Stated problem:
A faithful transcription of all the data is required.

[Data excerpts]
========================================================================

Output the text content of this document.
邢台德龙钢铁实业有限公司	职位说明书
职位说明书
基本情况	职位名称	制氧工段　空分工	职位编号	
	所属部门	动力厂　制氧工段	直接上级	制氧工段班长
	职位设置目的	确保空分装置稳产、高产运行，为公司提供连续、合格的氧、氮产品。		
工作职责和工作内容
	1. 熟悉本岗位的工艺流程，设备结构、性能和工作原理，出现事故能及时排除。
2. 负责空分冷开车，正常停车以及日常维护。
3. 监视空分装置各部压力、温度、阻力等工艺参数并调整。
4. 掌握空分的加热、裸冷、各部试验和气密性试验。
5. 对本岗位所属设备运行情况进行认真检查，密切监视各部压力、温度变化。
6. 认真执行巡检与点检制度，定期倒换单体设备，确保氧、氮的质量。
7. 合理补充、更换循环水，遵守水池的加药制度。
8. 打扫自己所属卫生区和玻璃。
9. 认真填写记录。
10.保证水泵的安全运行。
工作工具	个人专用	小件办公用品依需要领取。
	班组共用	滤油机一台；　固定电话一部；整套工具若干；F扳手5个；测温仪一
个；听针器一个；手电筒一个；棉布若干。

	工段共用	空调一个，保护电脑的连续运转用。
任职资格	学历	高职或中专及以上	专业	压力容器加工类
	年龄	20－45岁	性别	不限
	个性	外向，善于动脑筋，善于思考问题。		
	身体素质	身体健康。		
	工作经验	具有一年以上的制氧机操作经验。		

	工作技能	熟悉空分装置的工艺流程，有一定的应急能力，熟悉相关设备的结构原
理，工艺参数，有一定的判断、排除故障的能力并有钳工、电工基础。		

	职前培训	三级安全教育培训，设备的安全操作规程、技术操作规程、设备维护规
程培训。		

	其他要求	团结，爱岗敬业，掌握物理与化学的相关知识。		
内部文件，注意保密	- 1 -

========================================================================

Exercise solution:
Output the text content of this document.
邢台德龙钢铁实业有限公司	职位说明书
职位说明书
基本情况	职位名称	制氧工段　空分工	职位编号	
	所属部门	动力厂　制氧工段	直接上级	制氧工段班长
	职位设置目的	确保空分装置稳产、高产运行，为公司提供连续、合格的氧、氮产品。		
工作职责和工作内容
	1. 熟悉本岗位的工艺流程，设备结构、性能和工作原理，出现事故能及时排除。
2. 负责空分冷开车，正常停车以及日常维护。
3. 监视空分装置各部压力、温度、阻力等工艺参数并调整。
4. 掌握空分的加热、裸冷、各部试验和气密性试验。
5. 对本岗位所属设备运行情况进行认真检查，密切监视各部压力、温度变化。
6. 认真执行巡检与点检制度，定期倒换单体设备，确保氧、氮的质量。
7. 合理补充、更换循环水，遵守水池的加药制度。
8. 打扫自己所属卫生区和玻璃。
9. 认真填写记录。
10.保证水泵的安全运行。
工作工具	个人专用	小件办公用品依需要领取。
	班组共用	滤油机一台；　固定电话一部；整套工具若干；F扳手5个；测温仪一
个；听针器一个；手电筒一个；棉布若干。

	工段共用	空调一个，保护电脑的连续运转用。
任职资格	学历	高职或中专及以上	专业	压力容器加工类
	年龄	20－45岁	性别	不限
	个性	外向，善于动脑筋，善于思考问题。		
	身体素质	身体健康。		
	工作经验	具有一年以上的制氧机操作经验。		

	工作技能	熟悉空分装置的工艺流程，有一定的应急能力，熟悉相关设备的结构原
理，工艺参数，有一定的判断、排除故障的能力并有钳工、电工基础。		

	职前培训	三级安全教育培训，设备的安全操作规程、技术操作规程、设备维护规
程培训。		

	其他要求	团结，爱岗敬业，掌握物理与化学的相关知识。		
内部文件，注意保密	- 1 -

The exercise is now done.